╭──

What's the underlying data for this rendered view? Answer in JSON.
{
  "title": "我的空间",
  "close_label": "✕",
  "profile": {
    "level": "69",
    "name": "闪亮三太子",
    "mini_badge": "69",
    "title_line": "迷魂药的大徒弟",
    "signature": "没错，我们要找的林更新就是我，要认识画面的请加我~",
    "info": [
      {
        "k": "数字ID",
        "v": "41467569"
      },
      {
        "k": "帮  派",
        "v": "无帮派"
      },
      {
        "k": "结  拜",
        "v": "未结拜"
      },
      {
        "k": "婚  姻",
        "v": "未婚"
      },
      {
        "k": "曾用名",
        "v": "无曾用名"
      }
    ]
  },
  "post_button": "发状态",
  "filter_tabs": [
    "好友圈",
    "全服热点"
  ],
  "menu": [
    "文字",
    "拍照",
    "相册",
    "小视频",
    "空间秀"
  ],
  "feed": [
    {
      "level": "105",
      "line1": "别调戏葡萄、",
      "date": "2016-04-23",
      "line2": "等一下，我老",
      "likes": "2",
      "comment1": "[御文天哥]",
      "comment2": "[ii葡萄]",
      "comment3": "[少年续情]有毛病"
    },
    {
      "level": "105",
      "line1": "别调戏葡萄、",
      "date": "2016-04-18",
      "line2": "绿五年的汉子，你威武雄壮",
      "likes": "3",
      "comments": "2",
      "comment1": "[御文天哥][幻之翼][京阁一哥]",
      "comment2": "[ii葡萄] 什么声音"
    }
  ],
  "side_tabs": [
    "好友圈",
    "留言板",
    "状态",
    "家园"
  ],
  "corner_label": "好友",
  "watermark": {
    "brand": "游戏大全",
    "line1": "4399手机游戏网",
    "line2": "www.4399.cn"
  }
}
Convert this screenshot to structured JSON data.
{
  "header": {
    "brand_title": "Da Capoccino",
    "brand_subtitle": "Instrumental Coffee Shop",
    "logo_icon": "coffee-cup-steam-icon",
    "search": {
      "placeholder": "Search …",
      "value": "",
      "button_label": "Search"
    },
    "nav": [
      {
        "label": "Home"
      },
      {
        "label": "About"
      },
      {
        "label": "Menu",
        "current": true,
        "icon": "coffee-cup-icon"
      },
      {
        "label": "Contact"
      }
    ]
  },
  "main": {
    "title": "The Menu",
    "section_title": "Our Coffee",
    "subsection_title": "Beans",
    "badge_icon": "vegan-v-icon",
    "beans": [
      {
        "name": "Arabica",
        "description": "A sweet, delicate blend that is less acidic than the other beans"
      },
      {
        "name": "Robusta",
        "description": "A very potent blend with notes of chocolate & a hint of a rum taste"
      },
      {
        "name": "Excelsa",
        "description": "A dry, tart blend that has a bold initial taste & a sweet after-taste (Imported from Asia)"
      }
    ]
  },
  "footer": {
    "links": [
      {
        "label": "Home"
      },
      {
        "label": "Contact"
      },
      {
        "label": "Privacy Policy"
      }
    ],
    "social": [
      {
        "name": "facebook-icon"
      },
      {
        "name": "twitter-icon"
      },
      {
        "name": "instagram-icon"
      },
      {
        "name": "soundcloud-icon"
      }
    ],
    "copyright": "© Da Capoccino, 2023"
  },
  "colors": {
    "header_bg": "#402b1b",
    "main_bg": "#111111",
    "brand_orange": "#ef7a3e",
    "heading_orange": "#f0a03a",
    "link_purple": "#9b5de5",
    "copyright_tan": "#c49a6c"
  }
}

╰──

Pick out each line that holds the string "name".

    "name": "闪亮三太子",
        "name": "Arabica",
        "name": "Robusta",
        "name": "Excelsa",
        "name": "facebook-icon"
        "name": "twitter-icon"
        "name": "instagram-icon"
        "name": "soundcloud-icon"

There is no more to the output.